_Given exercise_.
Restate the listing that follows word for word, without its pictures.

_Task inputs_.

........

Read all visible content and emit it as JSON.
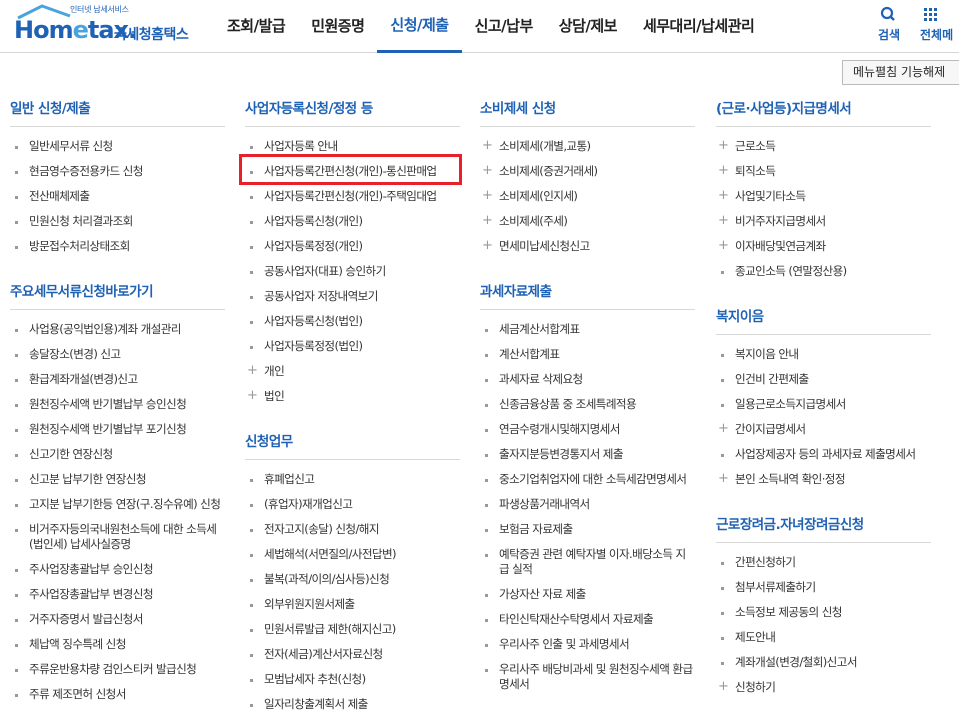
{
  "header": {
    "logo_sub": "인터넷 납세서비스",
    "logo_main_a": "Hom",
    "logo_main_e": "e",
    "logo_main_b": "tax.",
    "logo_kr": "국세청홈택스",
    "nav": [
      {
        "label": "조회/발급"
      },
      {
        "label": "민원증명"
      },
      {
        "label": "신청/제출"
      },
      {
        "label": "신고/납부"
      },
      {
        "label": "상담/제보"
      },
      {
        "label": "세무대리/납세관리"
      }
    ],
    "search_label": "검색",
    "all_label": "전체메"
  },
  "fold_button": "메뉴펼침 기능해제",
  "columns": [
    {
      "sections": [
        {
          "title": "일반 신청/제출",
          "items": [
            "일반세무서류 신청",
            "현금영수증전용카드 신청",
            "전산매체제출",
            "민원신청 처리결과조회",
            "방문접수처리상태조회"
          ]
        },
        {
          "title": "주요세무서류신청바로가기",
          "items": [
            "사업용(공익법인용)계좌 개설관리",
            "송달장소(변경) 신고",
            "환급계좌개설(변경)신고",
            "원천징수세액 반기별납부 승인신청",
            "원천징수세액 반기별납부 포기신청",
            "신고기한 연장신청",
            "신고분 납부기한 연장신청",
            "고지분 납부기한등 연장(구.징수유예) 신청",
            "비거주자등의국내원천소득에 대한 소득세(법인세) 납세사실증명",
            "주사업장총괄납부 승인신청",
            "주사업장총괄납부 변경신청",
            "거주자증명서 발급신청서",
            "체납액 징수특례 신청",
            "주류운반용차량 검인스티커 발급신청",
            "주류 제조면허 신청서"
          ]
        }
      ]
    },
    {
      "sections": [
        {
          "title": "사업자등록신청/정정 등",
          "items": [
            "사업자등록 안내",
            "사업자등록간편신청(개인)-통신판매업",
            "사업자등록간편신청(개인)-주택임대업",
            "사업자등록신청(개인)",
            "사업자등록정정(개인)",
            "공동사업자(대표) 승인하기",
            "공동사업자 저장내역보기",
            "사업자등록신청(법인)",
            "사업자등록정정(법인)"
          ],
          "plus_items": [
            "개인",
            "법인"
          ]
        },
        {
          "title": "신청업무",
          "items": [
            "휴폐업신고",
            "(휴업자)재개업신고",
            "전자고지(송달) 신청/해지",
            "세법해석(서면질의/사전답변)",
            "불복(과적/이의/심사등)신청",
            "외부위원지원서제출",
            "민원서류발급 제한(해지신고)",
            "전자(세금)계산서자료신청",
            "모범납세자 추천(신청)",
            "일자리창출계획서 제출"
          ]
        }
      ]
    },
    {
      "sections": [
        {
          "title": "소비제세 신청",
          "plus_items": [
            "소비제세(개별,교통)",
            "소비제세(증권거래세)",
            "소비제세(인지세)",
            "소비제세(주세)",
            "면세미납세신청신고"
          ]
        },
        {
          "title": "과세자료제출",
          "items": [
            "세금계산서합계표",
            "계산서합계표",
            "과세자료 삭제요청",
            "신종금융상품 중 조세특례적용",
            "연금수령개시및해지명세서",
            "출자지분등변경통지서 제출",
            "중소기업취업자에 대한 소득세감면명세서",
            "파생상품거래내역서",
            "보험금 자료제출",
            "예탁증권 관련 예탁자별 이자.배당소득 지급 실적",
            "가상자산 자료 제출",
            "타인신탁재산수탁명세서 자료제출",
            "우리사주 인출 및 과세명세서",
            "우리사주 배당비과세 및 원천징수세액 환급명세서"
          ]
        }
      ]
    },
    {
      "sections": [
        {
          "title": "(근로·사업등)지급명세서",
          "plus_items": [
            "근로소득",
            "퇴직소득",
            "사업및기타소득",
            "비거주자지급명세서",
            "이자배당및연금계좌"
          ],
          "items": [
            "종교인소득 (연말정산용)"
          ]
        },
        {
          "title": "복지이음",
          "items": [
            "복지이음 안내",
            "인건비 간편제출",
            "일용근로소득지급명세서"
          ],
          "plus_items": [
            "간이지급명세서"
          ],
          "items2": [
            "사업장제공자 등의 과세자료 제출명세서"
          ],
          "plus_items2": [
            "본인 소득내역 확인·정정"
          ]
        },
        {
          "title": "근로장려금.자녀장려금신청",
          "items": [
            "간편신청하기",
            "첨부서류제출하기",
            "소득정보 제공동의 신청",
            "제도안내",
            "계좌개설(변경/철회)신고서"
          ],
          "plus_items": [
            "신청하기"
          ]
        }
      ]
    }
  ]
}
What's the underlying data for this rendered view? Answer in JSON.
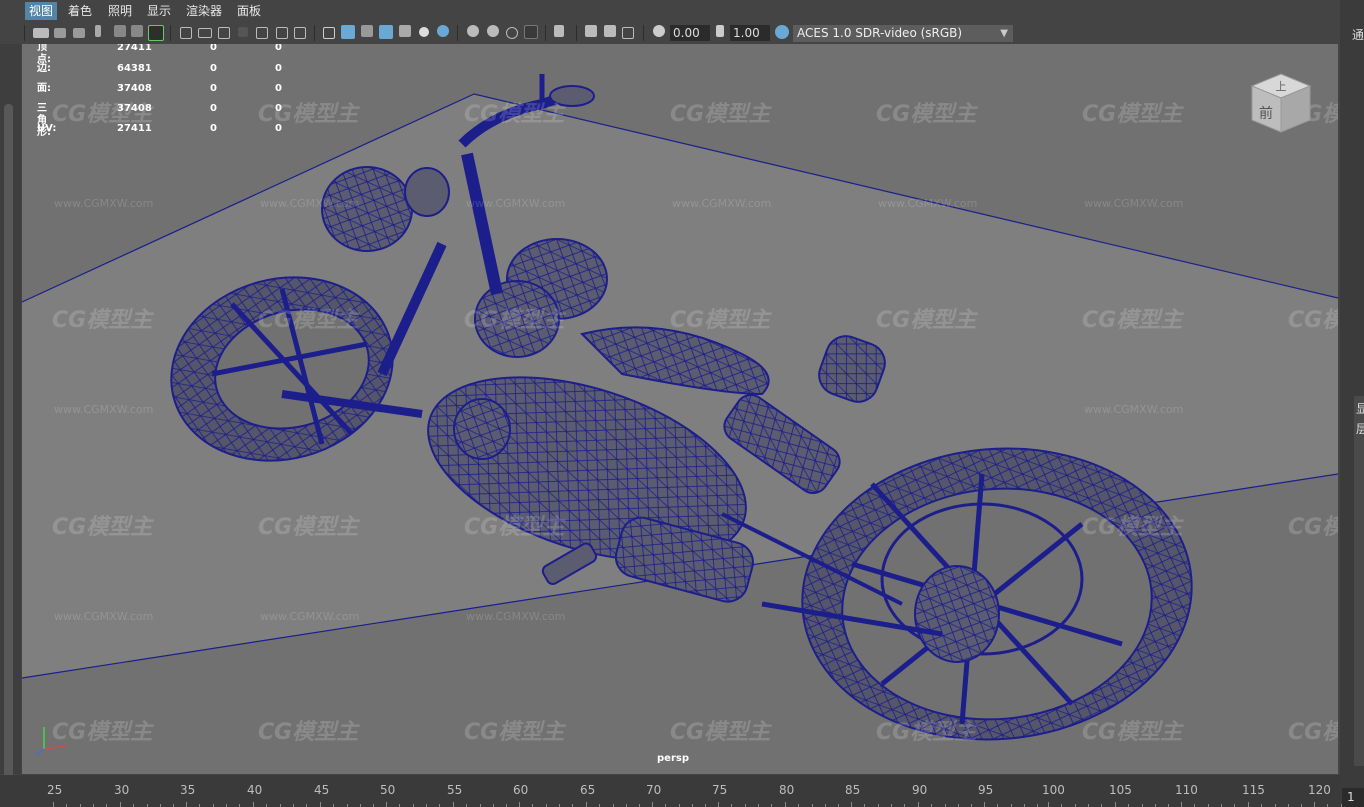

........

_Problem solution_.
Read all visible content and emit it as JSON.
{
  "header": {
    "logo_sub": "인터넷 납세서비스",
    "logo_main_a": "Hom",
    "logo_main_e": "e",
    "logo_main_b": "tax.",
    "logo_kr": "국세청홈택스",
    "nav": [
      {
        "label": "조회/발급"
      },
      {
        "label": "민원증명"
      },
      {
        "label": "신청/제출"
      },
      {
        "label": "신고/납부"
      },
      {
        "label": "상담/제보"
      },
      {
        "label": "세무대리/납세관리"
      }
    ],
    "search_label": "검색",
    "all_label": "전체메"
  },
  "fold_button": "메뉴펼침 기능해제",
  "columns": [
    {
      "sections": [
        {
          "title": "일반 신청/제출",
          "items": [
            "일반세무서류 신청",
            "현금영수증전용카드 신청",
            "전산매체제출",
            "민원신청 처리결과조회",
            "방문접수처리상태조회"
          ]
        },
        {
          "title": "주요세무서류신청바로가기",
          "items": [
            "사업용(공익법인용)계좌 개설관리",
            "송달장소(변경) 신고",
            "환급계좌개설(변경)신고",
            "원천징수세액 반기별납부 승인신청",
            "원천징수세액 반기별납부 포기신청",
            "신고기한 연장신청",
            "신고분 납부기한 연장신청",
            "고지분 납부기한등 연장(구.징수유예) 신청",
            "비거주자등의국내원천소득에 대한 소득세(법인세) 납세사실증명",
            "주사업장총괄납부 승인신청",
            "주사업장총괄납부 변경신청",
            "거주자증명서 발급신청서",
            "체납액 징수특례 신청",
            "주류운반용차량 검인스티커 발급신청",
            "주류 제조면허 신청서"
          ]
        }
      ]
    },
    {
      "sections": [
        {
          "title": "사업자등록신청/정정 등",
          "items": [
            "사업자등록 안내",
            "사업자등록간편신청(개인)-통신판매업",
            "사업자등록간편신청(개인)-주택임대업",
            "사업자등록신청(개인)",
            "사업자등록정정(개인)",
            "공동사업자(대표) 승인하기",
            "공동사업자 저장내역보기",
            "사업자등록신청(법인)",
            "사업자등록정정(법인)"
          ],
          "plus_items": [
            "개인",
            "법인"
          ]
        },
        {
          "title": "신청업무",
          "items": [
            "휴폐업신고",
            "(휴업자)재개업신고",
            "전자고지(송달) 신청/해지",
            "세법해석(서면질의/사전답변)",
            "불복(과적/이의/심사등)신청",
            "외부위원지원서제출",
            "민원서류발급 제한(해지신고)",
            "전자(세금)계산서자료신청",
            "모범납세자 추천(신청)",
            "일자리창출계획서 제출"
          ]
        }
      ]
    },
    {
      "sections": [
        {
          "title": "소비제세 신청",
          "plus_items": [
            "소비제세(개별,교통)",
            "소비제세(증권거래세)",
            "소비제세(인지세)",
            "소비제세(주세)",
            "면세미납세신청신고"
          ]
        },
        {
          "title": "과세자료제출",
          "items": [
            "세금계산서합계표",
            "계산서합계표",
            "과세자료 삭제요청",
            "신종금융상품 중 조세특례적용",
            "연금수령개시및해지명세서",
            "출자지분등변경통지서 제출",
            "중소기업취업자에 대한 소득세감면명세서",
            "파생상품거래내역서",
            "보험금 자료제출",
            "예탁증권 관련 예탁자별 이자.배당소득 지급 실적",
            "가상자산 자료 제출",
            "타인신탁재산수탁명세서 자료제출",
            "우리사주 인출 및 과세명세서",
            "우리사주 배당비과세 및 원천징수세액 환급명세서"
          ]
        }
      ]
    },
    {
      "sections": [
        {
          "title": "(근로·사업등)지급명세서",
          "plus_items": [
            "근로소득",
            "퇴직소득",
            "사업및기타소득",
            "비거주자지급명세서",
            "이자배당및연금계좌"
          ],
          "items": [
            "종교인소득 (연말정산용)"
          ]
        },
        {
          "title": "복지이음",
          "items": [
            "복지이음 안내",
            "인건비 간편제출",
            "일용근로소득지급명세서"
          ],
          "plus_items": [
            "간이지급명세서"
          ],
          "items2": [
            "사업장제공자 등의 과세자료 제출명세서"
          ],
          "plus_items2": [
            "본인 소득내역 확인·정정"
          ]
        },
        {
          "title": "근로장려금.자녀장려금신청",
          "items": [
            "간편신청하기",
            "첨부서류제출하기",
            "소득정보 제공동의 신청",
            "제도안내",
            "계좌개설(변경/철회)신고서"
          ],
          "plus_items": [
            "신청하기"
          ]
        }
      ]
    }
  ]
}
What's the underlying data for this rendered view? Answer in JSON.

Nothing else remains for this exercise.